◆ **Stated exercise**
Copy out the entries exactly, from the first line to the last.

◆ **Material provided**
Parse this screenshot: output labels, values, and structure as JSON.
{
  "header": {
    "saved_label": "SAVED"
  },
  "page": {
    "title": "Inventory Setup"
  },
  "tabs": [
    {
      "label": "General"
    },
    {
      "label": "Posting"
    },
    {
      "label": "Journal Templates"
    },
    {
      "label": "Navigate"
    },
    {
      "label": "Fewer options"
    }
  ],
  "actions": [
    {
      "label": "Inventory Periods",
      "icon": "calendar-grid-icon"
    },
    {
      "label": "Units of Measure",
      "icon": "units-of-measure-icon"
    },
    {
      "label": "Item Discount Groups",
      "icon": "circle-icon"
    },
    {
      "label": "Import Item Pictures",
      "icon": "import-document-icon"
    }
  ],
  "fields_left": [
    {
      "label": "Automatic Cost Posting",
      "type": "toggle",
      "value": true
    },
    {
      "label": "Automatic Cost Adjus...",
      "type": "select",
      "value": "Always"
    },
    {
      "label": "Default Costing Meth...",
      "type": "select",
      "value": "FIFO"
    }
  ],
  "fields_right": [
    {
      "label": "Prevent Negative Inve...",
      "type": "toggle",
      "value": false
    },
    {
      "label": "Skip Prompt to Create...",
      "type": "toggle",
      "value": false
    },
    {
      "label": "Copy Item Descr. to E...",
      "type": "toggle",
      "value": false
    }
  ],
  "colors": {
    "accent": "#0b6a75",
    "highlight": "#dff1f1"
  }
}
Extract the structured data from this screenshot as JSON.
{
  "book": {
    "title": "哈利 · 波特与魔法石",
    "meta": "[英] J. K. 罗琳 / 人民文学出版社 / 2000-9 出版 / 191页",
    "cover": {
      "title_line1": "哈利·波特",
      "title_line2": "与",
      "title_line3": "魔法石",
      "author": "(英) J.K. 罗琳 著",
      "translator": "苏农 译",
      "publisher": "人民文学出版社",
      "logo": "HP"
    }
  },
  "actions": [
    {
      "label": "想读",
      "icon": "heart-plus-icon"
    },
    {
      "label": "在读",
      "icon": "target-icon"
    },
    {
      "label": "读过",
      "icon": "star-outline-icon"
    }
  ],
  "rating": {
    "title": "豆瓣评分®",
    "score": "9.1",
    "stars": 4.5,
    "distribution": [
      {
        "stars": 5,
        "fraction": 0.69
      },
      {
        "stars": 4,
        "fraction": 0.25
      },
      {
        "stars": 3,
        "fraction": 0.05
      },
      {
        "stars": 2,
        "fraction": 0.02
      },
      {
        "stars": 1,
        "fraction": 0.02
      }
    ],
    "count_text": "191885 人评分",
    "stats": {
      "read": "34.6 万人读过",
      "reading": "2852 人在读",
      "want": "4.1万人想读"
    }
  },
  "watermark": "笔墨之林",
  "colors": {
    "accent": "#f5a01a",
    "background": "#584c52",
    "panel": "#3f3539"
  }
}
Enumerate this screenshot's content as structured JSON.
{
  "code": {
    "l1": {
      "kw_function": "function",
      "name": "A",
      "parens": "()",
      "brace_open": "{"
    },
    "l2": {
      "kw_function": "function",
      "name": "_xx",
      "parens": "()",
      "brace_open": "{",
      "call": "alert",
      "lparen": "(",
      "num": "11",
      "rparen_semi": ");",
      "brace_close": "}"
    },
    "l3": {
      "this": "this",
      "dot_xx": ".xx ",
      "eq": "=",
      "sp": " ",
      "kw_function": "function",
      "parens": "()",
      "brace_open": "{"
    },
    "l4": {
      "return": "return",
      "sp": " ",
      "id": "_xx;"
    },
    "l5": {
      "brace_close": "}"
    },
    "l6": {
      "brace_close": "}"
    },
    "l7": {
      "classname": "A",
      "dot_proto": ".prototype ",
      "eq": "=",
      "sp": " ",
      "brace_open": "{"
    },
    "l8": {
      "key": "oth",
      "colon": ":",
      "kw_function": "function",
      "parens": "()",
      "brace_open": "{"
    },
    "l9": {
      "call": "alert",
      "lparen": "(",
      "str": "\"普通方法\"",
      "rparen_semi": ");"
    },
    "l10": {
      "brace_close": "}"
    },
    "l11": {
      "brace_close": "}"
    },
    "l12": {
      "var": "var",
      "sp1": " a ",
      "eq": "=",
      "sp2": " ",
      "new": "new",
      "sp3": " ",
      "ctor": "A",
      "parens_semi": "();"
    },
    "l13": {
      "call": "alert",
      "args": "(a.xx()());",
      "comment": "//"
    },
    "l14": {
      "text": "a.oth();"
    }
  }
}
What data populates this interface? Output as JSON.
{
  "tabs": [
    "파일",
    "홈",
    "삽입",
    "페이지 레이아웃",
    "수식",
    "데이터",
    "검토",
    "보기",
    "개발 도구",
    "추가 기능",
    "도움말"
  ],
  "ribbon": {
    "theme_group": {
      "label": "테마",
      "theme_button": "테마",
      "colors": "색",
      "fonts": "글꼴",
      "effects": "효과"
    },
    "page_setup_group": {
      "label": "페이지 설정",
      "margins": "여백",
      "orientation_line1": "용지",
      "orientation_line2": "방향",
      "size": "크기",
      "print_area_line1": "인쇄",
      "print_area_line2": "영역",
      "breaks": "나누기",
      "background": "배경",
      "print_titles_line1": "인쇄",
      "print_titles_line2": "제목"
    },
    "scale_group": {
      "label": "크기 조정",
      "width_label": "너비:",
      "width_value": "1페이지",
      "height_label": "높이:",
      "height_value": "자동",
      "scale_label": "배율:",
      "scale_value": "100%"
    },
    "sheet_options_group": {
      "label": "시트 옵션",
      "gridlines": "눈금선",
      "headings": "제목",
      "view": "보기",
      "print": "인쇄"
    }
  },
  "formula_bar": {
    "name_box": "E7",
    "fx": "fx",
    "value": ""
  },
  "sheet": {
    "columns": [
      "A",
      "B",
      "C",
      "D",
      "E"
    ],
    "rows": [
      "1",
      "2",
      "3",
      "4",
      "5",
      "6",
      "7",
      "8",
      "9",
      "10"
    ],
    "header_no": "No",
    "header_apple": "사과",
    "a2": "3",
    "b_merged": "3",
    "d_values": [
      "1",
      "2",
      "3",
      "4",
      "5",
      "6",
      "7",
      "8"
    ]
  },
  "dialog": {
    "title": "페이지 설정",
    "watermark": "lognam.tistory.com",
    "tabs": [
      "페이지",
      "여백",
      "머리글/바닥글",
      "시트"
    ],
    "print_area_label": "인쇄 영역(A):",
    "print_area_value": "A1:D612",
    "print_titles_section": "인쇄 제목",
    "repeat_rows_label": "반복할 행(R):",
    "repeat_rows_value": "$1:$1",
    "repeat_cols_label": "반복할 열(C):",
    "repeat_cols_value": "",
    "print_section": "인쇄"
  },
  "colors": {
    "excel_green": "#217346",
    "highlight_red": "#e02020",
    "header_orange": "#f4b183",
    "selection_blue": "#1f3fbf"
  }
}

◆ **The result**
Parse this screenshot: output labels, values, and structure as JSON.
{
  "header": {
    "saved_label": "SAVED"
  },
  "page": {
    "title": "Inventory Setup"
  },
  "tabs": [
    {
      "label": "General"
    },
    {
      "label": "Posting"
    },
    {
      "label": "Journal Templates"
    },
    {
      "label": "Navigate"
    },
    {
      "label": "Fewer options"
    }
  ],
  "actions": [
    {
      "label": "Inventory Periods",
      "icon": "calendar-grid-icon"
    },
    {
      "label": "Units of Measure",
      "icon": "units-of-measure-icon"
    },
    {
      "label": "Item Discount Groups",
      "icon": "circle-icon"
    },
    {
      "label": "Import Item Pictures",
      "icon": "import-document-icon"
    }
  ],
  "fields_left": [
    {
      "label": "Automatic Cost Posting",
      "type": "toggle",
      "value": true
    },
    {
      "label": "Automatic Cost Adjus...",
      "type": "select",
      "value": "Always"
    },
    {
      "label": "Default Costing Meth...",
      "type": "select",
      "value": "FIFO"
    }
  ],
  "fields_right": [
    {
      "label": "Prevent Negative Inve...",
      "type": "toggle",
      "value": false
    },
    {
      "label": "Skip Prompt to Create...",
      "type": "toggle",
      "value": false
    },
    {
      "label": "Copy Item Descr. to E...",
      "type": "toggle",
      "value": false
    }
  ],
  "colors": {
    "accent": "#0b6a75",
    "highlight": "#dff1f1"
  }
}
Extract the structured data from this screenshot as JSON.
{
  "book": {
    "title": "哈利 · 波特与魔法石",
    "meta": "[英] J. K. 罗琳 / 人民文学出版社 / 2000-9 出版 / 191页",
    "cover": {
      "title_line1": "哈利·波特",
      "title_line2": "与",
      "title_line3": "魔法石",
      "author": "(英) J.K. 罗琳 著",
      "translator": "苏农 译",
      "publisher": "人民文学出版社",
      "logo": "HP"
    }
  },
  "actions": [
    {
      "label": "想读",
      "icon": "heart-plus-icon"
    },
    {
      "label": "在读",
      "icon": "target-icon"
    },
    {
      "label": "读过",
      "icon": "star-outline-icon"
    }
  ],
  "rating": {
    "title": "豆瓣评分®",
    "score": "9.1",
    "stars": 4.5,
    "distribution": [
      {
        "stars": 5,
        "fraction": 0.69
      },
      {
        "stars": 4,
        "fraction": 0.25
      },
      {
        "stars": 3,
        "fraction": 0.05
      },
      {
        "stars": 2,
        "fraction": 0.02
      },
      {
        "stars": 1,
        "fraction": 0.02
      }
    ],
    "count_text": "191885 人评分",
    "stats": {
      "read": "34.6 万人读过",
      "reading": "2852 人在读",
      "want": "4.1万人想读"
    }
  },
  "watermark": "笔墨之林",
  "colors": {
    "accent": "#f5a01a",
    "background": "#584c52",
    "panel": "#3f3539"
  }
}
Enumerate this screenshot's content as structured JSON.
{
  "code": {
    "l1": {
      "kw_function": "function",
      "name": "A",
      "parens": "()",
      "brace_open": "{"
    },
    "l2": {
      "kw_function": "function",
      "name": "_xx",
      "parens": "()",
      "brace_open": "{",
      "call": "alert",
      "lparen": "(",
      "num": "11",
      "rparen_semi": ");",
      "brace_close": "}"
    },
    "l3": {
      "this": "this",
      "dot_xx": ".xx ",
      "eq": "=",
      "sp": " ",
      "kw_function": "function",
      "parens": "()",
      "brace_open": "{"
    },
    "l4": {
      "return": "return",
      "sp": " ",
      "id": "_xx;"
    },
    "l5": {
      "brace_close": "}"
    },
    "l6": {
      "brace_close": "}"
    },
    "l7": {
      "classname": "A",
      "dot_proto": ".prototype ",
      "eq": "=",
      "sp": " ",
      "brace_open": "{"
    },
    "l8": {
      "key": "oth",
      "colon": ":",
      "kw_function": "function",
      "parens": "()",
      "brace_open": "{"
    },
    "l9": {
      "call": "alert",
      "lparen": "(",
      "str": "\"普通方法\"",
      "rparen_semi": ");"
    },
    "l10": {
      "brace_close": "}"
    },
    "l11": {
      "brace_close": "}"
    },
    "l12": {
      "var": "var",
      "sp1": " a ",
      "eq": "=",
      "sp2": " ",
      "new": "new",
      "sp3": " ",
      "ctor": "A",
      "parens_semi": "();"
    },
    "l13": {
      "call": "alert",
      "args": "(a.xx()());",
      "comment": "//"
    },
    "l14": {
      "text": "a.oth();"
    }
  }
}
What data populates this interface? Output as JSON.
{
  "tabs": [
    "파일",
    "홈",
    "삽입",
    "페이지 레이아웃",
    "수식",
    "데이터",
    "검토",
    "보기",
    "개발 도구",
    "추가 기능",
    "도움말"
  ],
  "ribbon": {
    "theme_group": {
      "label": "테마",
      "theme_button": "테마",
      "colors": "색",
      "fonts": "글꼴",
      "effects": "효과"
    },
    "page_setup_group": {
      "label": "페이지 설정",
      "margins": "여백",
      "orientation_line1": "용지",
      "orientation_line2": "방향",
      "size": "크기",
      "print_area_line1": "인쇄",
      "print_area_line2": "영역",
      "breaks": "나누기",
      "background": "배경",
      "print_titles_line1": "인쇄",
      "print_titles_line2": "제목"
    },
    "scale_group": {
      "label": "크기 조정",
      "width_label": "너비:",
      "width_value": "1페이지",
      "height_label": "높이:",
      "height_value": "자동",
      "scale_label": "배율:",
      "scale_value": "100%"
    },
    "sheet_options_group": {
      "label": "시트 옵션",
      "gridlines": "눈금선",
      "headings": "제목",
      "view": "보기",
      "print": "인쇄"
    }
  },
  "formula_bar": {
    "name_box": "E7",
    "fx": "fx",
    "value": ""
  },
  "sheet": {
    "columns": [
      "A",
      "B",
      "C",
      "D",
      "E"
    ],
    "rows": [
      "1",
      "2",
      "3",
      "4",
      "5",
      "6",
      "7",
      "8",
      "9",
      "10"
    ],
    "header_no": "No",
    "header_apple": "사과",
    "a2": "3",
    "b_merged": "3",
    "d_values": [
      "1",
      "2",
      "3",
      "4",
      "5",
      "6",
      "7",
      "8"
    ]
  },
  "dialog": {
    "title": "페이지 설정",
    "watermark": "lognam.tistory.com",
    "tabs": [
      "페이지",
      "여백",
      "머리글/바닥글",
      "시트"
    ],
    "print_area_label": "인쇄 영역(A):",
    "print_area_value": "A1:D612",
    "print_titles_section": "인쇄 제목",
    "repeat_rows_label": "반복할 행(R):",
    "repeat_rows_value": "$1:$1",
    "repeat_cols_label": "반복할 열(C):",
    "repeat_cols_value": "",
    "print_section": "인쇄"
  },
  "colors": {
    "excel_green": "#217346",
    "highlight_red": "#e02020",
    "header_orange": "#f4b183",
    "selection_blue": "#1f3fbf"
  }
}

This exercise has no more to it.